Source data:
>> begin

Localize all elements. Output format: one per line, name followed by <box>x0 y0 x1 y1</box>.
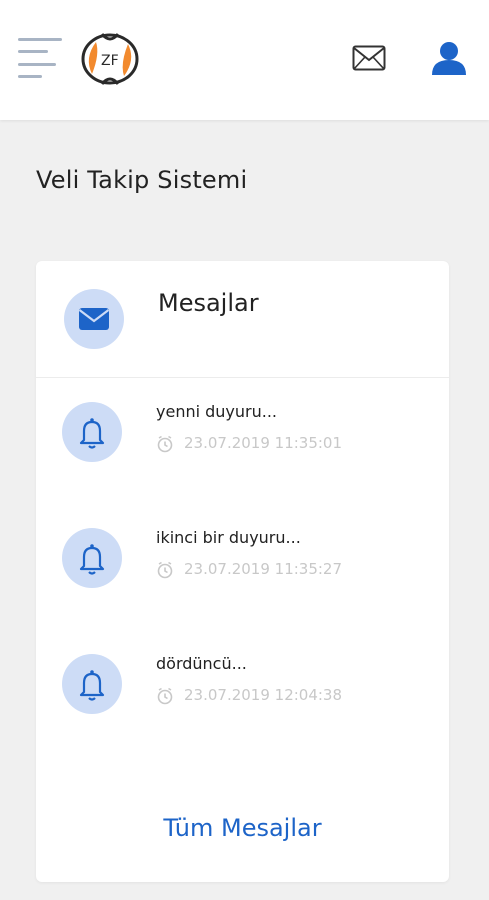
card-header: Mesajlar <box>36 261 449 378</box>
page-title: Veli Takip Sistemi <box>36 166 248 194</box>
messages-card: Mesajlar yenni duyuru... 23.07.2019 11:3… <box>36 261 449 882</box>
bell-icon <box>62 654 122 714</box>
message-item[interactable]: ikinci bir duyuru... 23.07.2019 11:35:27 <box>36 528 449 628</box>
message-title: yenni duyuru... <box>156 402 278 421</box>
bell-icon <box>62 402 122 462</box>
hamburger-menu-icon[interactable] <box>18 36 66 80</box>
all-messages-link[interactable]: Tüm Mesajlar <box>36 814 449 842</box>
envelope-icon[interactable] <box>352 45 386 71</box>
user-icon[interactable] <box>430 40 468 76</box>
message-time: 23.07.2019 11:35:27 <box>184 560 343 578</box>
card-title: Mesajlar <box>158 289 259 317</box>
message-title: ikinci bir duyuru... <box>156 528 301 547</box>
envelope-icon <box>64 289 124 349</box>
clock-icon <box>156 687 174 705</box>
clock-icon <box>156 561 174 579</box>
svg-text:ZF: ZF <box>101 53 119 69</box>
message-time: 23.07.2019 11:35:01 <box>184 434 343 452</box>
message-title: dördüncü... <box>156 654 247 673</box>
clock-icon <box>156 435 174 453</box>
message-item[interactable]: dördüncü... 23.07.2019 12:04:38 <box>36 654 449 754</box>
message-time: 23.07.2019 12:04:38 <box>184 686 343 704</box>
message-item[interactable]: yenni duyuru... 23.07.2019 11:35:01 <box>36 402 449 502</box>
school-logo[interactable]: ZF <box>78 28 142 90</box>
bell-icon <box>62 528 122 588</box>
top-app-bar: ZF <box>0 0 489 120</box>
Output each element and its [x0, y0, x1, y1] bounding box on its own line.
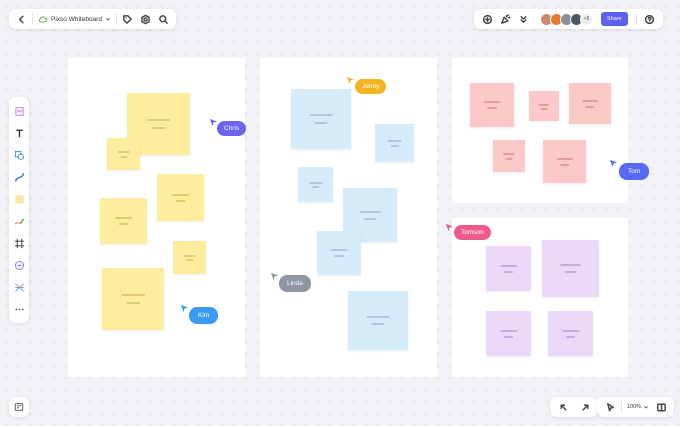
- sticky-note[interactable]: [348, 291, 408, 350]
- cloud-icon: [38, 16, 48, 22]
- sticky-note[interactable]: [102, 268, 164, 330]
- frame-yellow[interactable]: [68, 58, 245, 377]
- sticky-note[interactable]: [569, 83, 611, 124]
- divider: [32, 13, 33, 25]
- mindmap-icon[interactable]: [11, 279, 27, 295]
- share-button[interactable]: Share: [601, 12, 628, 26]
- template-icon[interactable]: [11, 257, 27, 273]
- sticky-note[interactable]: [486, 311, 531, 356]
- divider: [635, 13, 637, 25]
- top-left-toolbar: Pixso Whiteboard: [9, 9, 176, 29]
- frame-red[interactable]: [452, 58, 628, 203]
- top-right-toolbar: +8 Share: [474, 9, 663, 29]
- settings-icon[interactable]: [137, 10, 155, 28]
- undo-icon[interactable]: [554, 398, 572, 416]
- divider: [115, 13, 117, 25]
- sticky-note[interactable]: [107, 138, 140, 170]
- file-title-button[interactable]: Pixso Whiteboard: [35, 16, 114, 23]
- cursor-label-tomson: Tomson: [454, 225, 491, 240]
- layers-icon[interactable]: [652, 398, 670, 416]
- sticky-note[interactable]: [317, 231, 361, 275]
- sticky-note[interactable]: [157, 174, 204, 221]
- cursor-label-tom: Tom: [619, 163, 650, 180]
- sticky-note[interactable]: [542, 240, 599, 297]
- cursor-arrow-icon: [270, 268, 279, 286]
- sticky-note[interactable]: [529, 91, 559, 121]
- search-icon[interactable]: [155, 10, 173, 28]
- history-toolbar: [550, 397, 598, 417]
- sticky-note[interactable]: [100, 198, 147, 244]
- cursor-arrow-icon: [445, 219, 454, 237]
- frame-purple[interactable]: [452, 218, 628, 377]
- back-icon[interactable]: [12, 10, 30, 28]
- chevron-down-icon: [644, 406, 648, 409]
- cursor-arrow-icon: [346, 72, 355, 90]
- more-collaborators-count: +8: [580, 12, 593, 26]
- chevron-down-icon: [106, 18, 110, 21]
- frame-icon[interactable]: [11, 235, 27, 251]
- sticky-note[interactable]: [375, 124, 414, 162]
- sticky-note[interactable]: [493, 140, 525, 172]
- sticky-note[interactable]: [486, 246, 531, 291]
- minimap-icon: [14, 403, 24, 411]
- zoom-level: 100%: [627, 404, 642, 410]
- pointer-icon[interactable]: [601, 398, 619, 416]
- view-toolbar: 100%: [597, 397, 675, 417]
- chevrons-icon[interactable]: [514, 10, 532, 28]
- more-icon[interactable]: [11, 301, 27, 317]
- cursor-label-linda: Linda: [279, 275, 311, 292]
- cursor-label-chris: Chris: [217, 121, 247, 136]
- minimap-button[interactable]: [9, 397, 29, 417]
- cursor-label-jenny: Jenny: [355, 79, 387, 94]
- collaborator-avatars[interactable]: +8: [540, 12, 593, 26]
- cursor-label-kim: Kim: [189, 307, 219, 324]
- divider: [621, 401, 622, 413]
- cursor-arrow-icon: [180, 300, 189, 318]
- celebrate-icon[interactable]: [496, 10, 514, 28]
- sticky-note[interactable]: [298, 167, 333, 202]
- sticky-note[interactable]: [543, 140, 586, 183]
- connector-icon[interactable]: [11, 169, 27, 185]
- text-icon[interactable]: [11, 125, 27, 141]
- shape-icon[interactable]: [11, 147, 27, 163]
- pen-icon[interactable]: [11, 213, 27, 229]
- add-icon[interactable]: [478, 10, 496, 28]
- sticky-note-icon[interactable]: [11, 103, 27, 119]
- redo-icon[interactable]: [576, 398, 594, 416]
- tag-icon[interactable]: [119, 10, 137, 28]
- note-icon[interactable]: [11, 191, 27, 207]
- file-title: Pixso Whiteboard: [51, 15, 102, 23]
- cursor-arrow-icon: [609, 155, 618, 173]
- sticky-note[interactable]: [548, 311, 593, 356]
- left-toolbar: [9, 97, 29, 323]
- help-icon[interactable]: [641, 10, 659, 28]
- zoom-level-dropdown[interactable]: 100%: [624, 404, 652, 410]
- frame-blue[interactable]: [260, 58, 437, 377]
- sticky-note[interactable]: [470, 83, 514, 127]
- sticky-note[interactable]: [173, 241, 206, 274]
- sticky-note[interactable]: [291, 89, 351, 149]
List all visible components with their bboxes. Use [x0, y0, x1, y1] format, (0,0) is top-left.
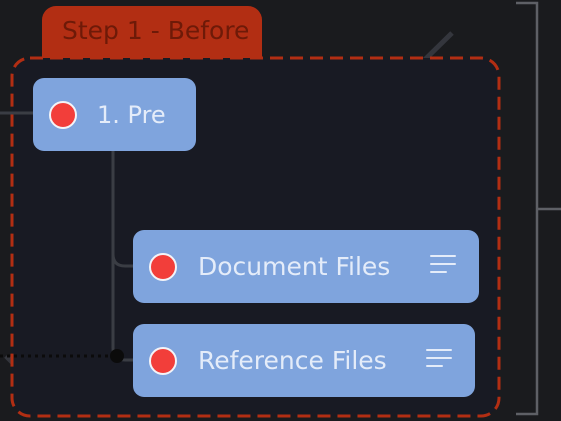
- node-label: Reference Files: [198, 346, 387, 375]
- node-label: 1. Pre: [97, 100, 166, 129]
- hamburger-menu-icon[interactable]: [426, 349, 452, 369]
- red-status-dot: [149, 252, 177, 281]
- node-reference-files[interactable]: Reference Files: [133, 324, 475, 397]
- node-document-files[interactable]: Document Files: [133, 230, 479, 303]
- group-tab[interactable]: Step 1 - Before: [42, 6, 262, 58]
- hamburger-menu-icon[interactable]: [430, 255, 456, 275]
- node-label: Document Files: [198, 252, 391, 281]
- red-status-dot: [49, 100, 77, 129]
- diagram-canvas[interactable]: Step 1 - Before 1. Pre Document Files Re…: [0, 0, 561, 421]
- group-tab-label: Step 1 - Before: [62, 16, 250, 45]
- red-status-dot: [149, 346, 177, 375]
- connection-endpoint-dot[interactable]: [110, 349, 124, 363]
- outer-bracket: [516, 1, 539, 416]
- node-pre[interactable]: 1. Pre: [33, 78, 196, 151]
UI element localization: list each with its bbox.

>> end

# AIM OF THE TASK
Render every line of the data above as a numbered list, leaving out blank lines and the picture markers.

# TASK SOLUTION
1. Localize all elements. Output format: one per line, name followed by <box>x0 y0 x1 y1</box>.
2. card-header: Mesajlar <box>36 261 449 378</box>
3. page-title: Veli Takip Sistemi <box>36 166 248 194</box>
4. messages-card: Mesajlar yenni duyuru... 23.07.2019 11:3… <box>36 261 449 882</box>
5. bell-icon <box>62 654 122 714</box>
6. message-item[interactable]: ikinci bir duyuru... 23.07.2019 11:35:27 <box>36 528 449 628</box>
7. message-title: yenni duyuru... <box>156 402 278 421</box>
8. bell-icon <box>62 402 122 462</box>
9. hamburger-menu-icon[interactable] <box>18 36 66 80</box>
10. all-messages-link[interactable]: Tüm Mesajlar <box>36 814 449 842</box>
11. envelope-icon[interactable] <box>352 45 386 71</box>
12. user-icon[interactable] <box>430 40 468 76</box>
13. message-time: 23.07.2019 11:35:27 <box>184 560 343 578</box>
14. card-title: Mesajlar <box>158 289 259 317</box>
15. message-title: ikinci bir duyuru... <box>156 528 301 547</box>
16. envelope-icon <box>64 289 124 349</box>
17. clock-icon <box>156 687 174 705</box>
18. clock-icon <box>156 561 174 579</box>
19. svg-text:ZF: ZF <box>101 53 119 69</box>
20. message-time: 23.07.2019 11:35:01 <box>184 434 343 452</box>
21. message-title: dördüncü... <box>156 654 247 673</box>
22. clock-icon <box>156 435 174 453</box>
23. message-item[interactable]: dördüncü... 23.07.2019 12:04:38 <box>36 654 449 754</box>
24. message-time: 23.07.2019 12:04:38 <box>184 686 343 704</box>
25. message-item[interactable]: yenni duyuru... 23.07.2019 11:35:01 <box>36 402 449 502</box>
26. school-logo[interactable]: ZF <box>78 28 142 90</box>
27. bell-icon <box>62 528 122 588</box>
28. top-app-bar: ZF <box>0 0 489 120</box>
29. Output each element and its [x0, y0, x1, y1] bounding box on its own line.
30. - sticky-note[interactable]: [348, 291, 408, 350]
31. - cloud-icon: [38, 16, 48, 22]
32. - sticky-note[interactable]: [102, 268, 164, 330]
33. - frame-yellow[interactable]: [68, 58, 245, 377]
34. - sticky-note[interactable]: [569, 83, 611, 124]
35. - divider: [32, 13, 33, 25]
36. - mindmap-icon[interactable]: [11, 279, 27, 295]
37. - share-button[interactable]: Share: [601, 12, 628, 26]
38. - template-icon[interactable]: [11, 257, 27, 273]
39. - sticky-note[interactable]: [486, 311, 531, 356]
40. - divider: [635, 13, 637, 25]
41. - top-left-toolbar: Pixso Whiteboard: [9, 9, 176, 29]
42. - frame-red[interactable]: [452, 58, 628, 203]
43. - top-right-toolbar: +8 Share: [474, 9, 663, 29]
44. - settings-icon[interactable]: [137, 10, 155, 28]
45. - undo-icon[interactable]: [554, 398, 572, 416]
46. - divider: [115, 13, 117, 25]
47. - sticky-note[interactable]: [107, 138, 140, 170]
48. - file-title-button[interactable]: Pixso Whiteboard: [35, 16, 114, 23]
49. - cursor-label-tomson: Tomson: [454, 225, 491, 240]
50. - layers-icon[interactable]: [652, 398, 670, 416]
51. - sticky-note[interactable]: [317, 231, 361, 275]
52. - sticky-note[interactable]: [157, 174, 204, 221]
53. - cursor-label-tom: Tom: [619, 163, 650, 180]
54. - sticky-note[interactable]: [542, 240, 599, 297]
55. - cursor-arrow-icon: [270, 268, 279, 286]
56. - sticky-note[interactable]: [529, 91, 559, 121]
57. - search-icon[interactable]: [155, 10, 173, 28]
58. - history-toolbar: [550, 397, 598, 417]
59. - sticky-note[interactable]: [100, 198, 147, 244]
60. - cursor-arrow-icon: [445, 219, 454, 237]
61. - frame-purple[interactable]: [452, 218, 628, 377]
62. - back-icon[interactable]: [12, 10, 30, 28]
63. - chevron-down-icon: [644, 406, 648, 409]
64. - cursor-arrow-icon: [346, 72, 355, 90]
65. - more-collaborators-count: +8: [580, 12, 593, 26]
66. - chevron-down-icon: [106, 18, 110, 21]
67. - frame-icon[interactable]: [11, 235, 27, 251]
68. - sticky-note[interactable]: [375, 124, 414, 162]
69. - sticky-note[interactable]: [493, 140, 525, 172]
70. - sticky-note[interactable]: [486, 246, 531, 291]
71. - minimap-icon: [14, 403, 24, 411]
72. - zoom-level: 100%: [627, 404, 642, 410]
73. - pointer-icon[interactable]: [601, 398, 619, 416]
74. - view-toolbar: 100%: [597, 397, 675, 417]
75. - chevrons-icon[interactable]: [514, 10, 532, 28]
76. - more-icon[interactable]: [11, 301, 27, 317]
77. - cursor-label-linda: Linda: [279, 275, 311, 292]
78. - cursor-label-chris: Chris: [217, 121, 247, 136]
79. - minimap-button[interactable]: [9, 397, 29, 417]
80. - cursor-label-jenny: Jenny: [355, 79, 387, 94]
81. - collaborator-avatars[interactable]: +8: [540, 12, 593, 26]
82. - cursor-label-kim: Kim: [189, 307, 219, 324]
83. - divider: [621, 401, 622, 413]
84. - cursor-arrow-icon: [180, 300, 189, 318]
85. - celebrate-icon[interactable]: [496, 10, 514, 28]
86. - sticky-note[interactable]: [298, 167, 333, 202]
87. - sticky-note[interactable]: [543, 140, 586, 183]
88. - connector-icon[interactable]: [11, 169, 27, 185]
89. - text-icon[interactable]: [11, 125, 27, 141]
90. - shape-icon[interactable]: [11, 147, 27, 163]
91. - pen-icon[interactable]: [11, 213, 27, 229]
92. - add-icon[interactable]: [478, 10, 496, 28]
93. - sticky-note-icon[interactable]: [11, 103, 27, 119]
94. - redo-icon[interactable]: [576, 398, 594, 416]
95. - tag-icon[interactable]: [119, 10, 137, 28]
96. - note-icon[interactable]: [11, 191, 27, 207]
97. - file-title: Pixso Whiteboard: [51, 15, 102, 23]
98. - cursor-arrow-icon: [609, 155, 618, 173]
99. - sticky-note[interactable]: [548, 311, 593, 356]
100. - left-toolbar: [9, 97, 29, 323]
101. - help-icon[interactable]: [641, 10, 659, 28]
102. - zoom-level-dropdown[interactable]: 100%: [624, 404, 652, 410]
103. - frame-blue[interactable]: [260, 58, 437, 377]
104. - sticky-note[interactable]: [470, 83, 514, 127]
105. - sticky-note[interactable]: [173, 241, 206, 274]
106. - sticky-note[interactable]: [291, 89, 351, 149]
107. List all visible components with their bboxes. Use [x0, y0, x1, y1] format, (0,0) is top-left.
108. - node-label: Reference Files: [198, 346, 387, 375]
109. - node-label: 1. Pre: [97, 100, 166, 129]
110. - hamburger-menu-icon[interactable]: [426, 349, 452, 369]
111. - red-status-dot: [149, 252, 177, 281]
112. - node-reference-files[interactable]: Reference Files: [133, 324, 475, 397]
113. - node-document-files[interactable]: Document Files: [133, 230, 479, 303]
114. - group-tab[interactable]: Step 1 - Before: [42, 6, 262, 58]
115. - hamburger-menu-icon[interactable]: [430, 255, 456, 275]
116. - node-label: Document Files: [198, 252, 391, 281]
117. - red-status-dot: [49, 100, 77, 129]
118. - diagram-canvas[interactable]: Step 1 - Before 1. Pre Document Files Re…: [0, 0, 561, 421]
119. - group-tab-label: Step 1 - Before: [62, 16, 250, 45]
120. - red-status-dot: [149, 346, 177, 375]
121. - connection-endpoint-dot[interactable]: [110, 349, 124, 363]
122. - outer-bracket: [516, 1, 539, 416]
123. - node-pre[interactable]: 1. Pre: [33, 78, 196, 151]
124. UI element localization: list each with its bbox.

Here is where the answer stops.